Dataset excerpts —
******************************

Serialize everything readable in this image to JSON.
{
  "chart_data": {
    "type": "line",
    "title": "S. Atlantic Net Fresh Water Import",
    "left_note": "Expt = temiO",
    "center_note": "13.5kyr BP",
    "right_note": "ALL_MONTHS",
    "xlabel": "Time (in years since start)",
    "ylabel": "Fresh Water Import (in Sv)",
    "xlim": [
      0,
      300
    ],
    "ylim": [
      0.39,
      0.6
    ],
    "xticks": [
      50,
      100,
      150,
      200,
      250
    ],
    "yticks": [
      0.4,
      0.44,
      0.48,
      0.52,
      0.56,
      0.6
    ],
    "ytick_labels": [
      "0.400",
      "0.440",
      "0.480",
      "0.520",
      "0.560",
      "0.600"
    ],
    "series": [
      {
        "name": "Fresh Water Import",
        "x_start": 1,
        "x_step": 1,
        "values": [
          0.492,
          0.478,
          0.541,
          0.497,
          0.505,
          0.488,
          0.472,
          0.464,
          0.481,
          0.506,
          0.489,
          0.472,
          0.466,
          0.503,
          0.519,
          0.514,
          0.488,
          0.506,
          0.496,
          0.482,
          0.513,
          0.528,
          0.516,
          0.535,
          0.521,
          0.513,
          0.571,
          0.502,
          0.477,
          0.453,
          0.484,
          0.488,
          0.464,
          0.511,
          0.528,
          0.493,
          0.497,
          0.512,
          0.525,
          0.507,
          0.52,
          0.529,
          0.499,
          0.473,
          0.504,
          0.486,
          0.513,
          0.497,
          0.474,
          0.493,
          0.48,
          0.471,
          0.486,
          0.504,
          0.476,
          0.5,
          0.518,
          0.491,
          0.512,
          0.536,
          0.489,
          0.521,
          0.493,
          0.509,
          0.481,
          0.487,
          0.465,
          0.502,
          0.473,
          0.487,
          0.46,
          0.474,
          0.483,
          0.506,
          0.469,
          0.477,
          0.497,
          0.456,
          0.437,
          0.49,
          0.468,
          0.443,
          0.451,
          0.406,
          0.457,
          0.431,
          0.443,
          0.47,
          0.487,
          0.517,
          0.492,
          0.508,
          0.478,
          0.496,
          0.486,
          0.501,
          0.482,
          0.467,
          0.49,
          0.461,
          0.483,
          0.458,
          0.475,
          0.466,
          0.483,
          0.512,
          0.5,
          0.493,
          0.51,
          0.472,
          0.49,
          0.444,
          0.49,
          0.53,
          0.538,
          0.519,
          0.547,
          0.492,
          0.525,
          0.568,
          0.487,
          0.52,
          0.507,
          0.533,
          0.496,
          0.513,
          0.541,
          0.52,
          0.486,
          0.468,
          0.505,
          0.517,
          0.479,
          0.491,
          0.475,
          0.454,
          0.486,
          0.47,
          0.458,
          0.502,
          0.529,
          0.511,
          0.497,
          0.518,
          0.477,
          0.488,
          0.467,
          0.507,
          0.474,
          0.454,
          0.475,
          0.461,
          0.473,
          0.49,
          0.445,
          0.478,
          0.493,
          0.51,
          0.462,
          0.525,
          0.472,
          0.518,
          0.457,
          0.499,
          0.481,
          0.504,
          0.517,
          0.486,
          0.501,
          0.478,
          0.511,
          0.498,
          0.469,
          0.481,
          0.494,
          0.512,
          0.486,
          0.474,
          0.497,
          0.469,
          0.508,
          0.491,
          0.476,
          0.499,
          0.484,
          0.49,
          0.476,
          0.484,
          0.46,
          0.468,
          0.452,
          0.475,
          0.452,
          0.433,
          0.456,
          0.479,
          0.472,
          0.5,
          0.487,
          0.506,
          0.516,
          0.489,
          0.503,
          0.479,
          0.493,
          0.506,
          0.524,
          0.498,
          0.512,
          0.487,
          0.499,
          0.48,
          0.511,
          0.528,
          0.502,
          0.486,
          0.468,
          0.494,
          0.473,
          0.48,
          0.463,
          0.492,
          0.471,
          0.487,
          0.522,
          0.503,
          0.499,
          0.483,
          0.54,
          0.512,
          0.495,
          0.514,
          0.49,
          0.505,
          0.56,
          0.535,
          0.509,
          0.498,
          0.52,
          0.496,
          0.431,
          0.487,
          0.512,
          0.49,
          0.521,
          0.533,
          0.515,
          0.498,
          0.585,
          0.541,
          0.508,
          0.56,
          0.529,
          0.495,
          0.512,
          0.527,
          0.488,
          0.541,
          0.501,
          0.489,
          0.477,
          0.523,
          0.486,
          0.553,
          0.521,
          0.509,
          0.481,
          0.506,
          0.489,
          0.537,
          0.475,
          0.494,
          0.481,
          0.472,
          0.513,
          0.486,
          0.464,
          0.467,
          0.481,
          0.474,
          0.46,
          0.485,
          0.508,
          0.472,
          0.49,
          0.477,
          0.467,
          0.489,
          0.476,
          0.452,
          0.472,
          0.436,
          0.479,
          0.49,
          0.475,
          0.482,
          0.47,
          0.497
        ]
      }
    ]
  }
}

******************************

What is needed — Copy every line exactly. Leave nothing out.

Expected answer —
Serialize everything readable in this image to JSON.
{
  "chart_data": {
    "type": "line",
    "title": "S. Atlantic Net Fresh Water Import",
    "left_note": "Expt = temiO",
    "center_note": "13.5kyr BP",
    "right_note": "ALL_MONTHS",
    "xlabel": "Time (in years since start)",
    "ylabel": "Fresh Water Import (in Sv)",
    "xlim": [
      0,
      300
    ],
    "ylim": [
      0.39,
      0.6
    ],
    "xticks": [
      50,
      100,
      150,
      200,
      250
    ],
    "yticks": [
      0.4,
      0.44,
      0.48,
      0.52,
      0.56,
      0.6
    ],
    "ytick_labels": [
      "0.400",
      "0.440",
      "0.480",
      "0.520",
      "0.560",
      "0.600"
    ],
    "series": [
      {
        "name": "Fresh Water Import",
        "x_start": 1,
        "x_step": 1,
        "values": [
          0.492,
          0.478,
          0.541,
          0.497,
          0.505,
          0.488,
          0.472,
          0.464,
          0.481,
          0.506,
          0.489,
          0.472,
          0.466,
          0.503,
          0.519,
          0.514,
          0.488,
          0.506,
          0.496,
          0.482,
          0.513,
          0.528,
          0.516,
          0.535,
          0.521,
          0.513,
          0.571,
          0.502,
          0.477,
          0.453,
          0.484,
          0.488,
          0.464,
          0.511,
          0.528,
          0.493,
          0.497,
          0.512,
          0.525,
          0.507,
          0.52,
          0.529,
          0.499,
          0.473,
          0.504,
          0.486,
          0.513,
          0.497,
          0.474,
          0.493,
          0.48,
          0.471,
          0.486,
          0.504,
          0.476,
          0.5,
          0.518,
          0.491,
          0.512,
          0.536,
          0.489,
          0.521,
          0.493,
          0.509,
          0.481,
          0.487,
          0.465,
          0.502,
          0.473,
          0.487,
          0.46,
          0.474,
          0.483,
          0.506,
          0.469,
          0.477,
          0.497,
          0.456,
          0.437,
          0.49,
          0.468,
          0.443,
          0.451,
          0.406,
          0.457,
          0.431,
          0.443,
          0.47,
          0.487,
          0.517,
          0.492,
          0.508,
          0.478,
          0.496,
          0.486,
          0.501,
          0.482,
          0.467,
          0.49,
          0.461,
          0.483,
          0.458,
          0.475,
          0.466,
          0.483,
          0.512,
          0.5,
          0.493,
          0.51,
          0.472,
          0.49,
          0.444,
          0.49,
          0.53,
          0.538,
          0.519,
          0.547,
          0.492,
          0.525,
          0.568,
          0.487,
          0.52,
          0.507,
          0.533,
          0.496,
          0.513,
          0.541,
          0.52,
          0.486,
          0.468,
          0.505,
          0.517,
          0.479,
          0.491,
          0.475,
          0.454,
          0.486,
          0.47,
          0.458,
          0.502,
          0.529,
          0.511,
          0.497,
          0.518,
          0.477,
          0.488,
          0.467,
          0.507,
          0.474,
          0.454,
          0.475,
          0.461,
          0.473,
          0.49,
          0.445,
          0.478,
          0.493,
          0.51,
          0.462,
          0.525,
          0.472,
          0.518,
          0.457,
          0.499,
          0.481,
          0.504,
          0.517,
          0.486,
          0.501,
          0.478,
          0.511,
          0.498,
          0.469,
          0.481,
          0.494,
          0.512,
          0.486,
          0.474,
          0.497,
          0.469,
          0.508,
          0.491,
          0.476,
          0.499,
          0.484,
          0.49,
          0.476,
          0.484,
          0.46,
          0.468,
          0.452,
          0.475,
          0.452,
          0.433,
          0.456,
          0.479,
          0.472,
          0.5,
          0.487,
          0.506,
          0.516,
          0.489,
          0.503,
          0.479,
          0.493,
          0.506,
          0.524,
          0.498,
          0.512,
          0.487,
          0.499,
          0.48,
          0.511,
          0.528,
          0.502,
          0.486,
          0.468,
          0.494,
          0.473,
          0.48,
          0.463,
          0.492,
          0.471,
          0.487,
          0.522,
          0.503,
          0.499,
          0.483,
          0.54,
          0.512,
          0.495,
          0.514,
          0.49,
          0.505,
          0.56,
          0.535,
          0.509,
          0.498,
          0.52,
          0.496,
          0.431,
          0.487,
          0.512,
          0.49,
          0.521,
          0.533,
          0.515,
          0.498,
          0.585,
          0.541,
          0.508,
          0.56,
          0.529,
          0.495,
          0.512,
          0.527,
          0.488,
          0.541,
          0.501,
          0.489,
          0.477,
          0.523,
          0.486,
          0.553,
          0.521,
          0.509,
          0.481,
          0.506,
          0.489,
          0.537,
          0.475,
          0.494,
          0.481,
          0.472,
          0.513,
          0.486,
          0.464,
          0.467,
          0.481,
          0.474,
          0.46,
          0.485,
          0.508,
          0.472,
          0.49,
          0.477,
          0.467,
          0.489,
          0.476,
          0.452,
          0.472,
          0.436,
          0.479,
          0.49,
          0.475,
          0.482,
          0.47,
          0.497
        ]
      }
    ]
  }
}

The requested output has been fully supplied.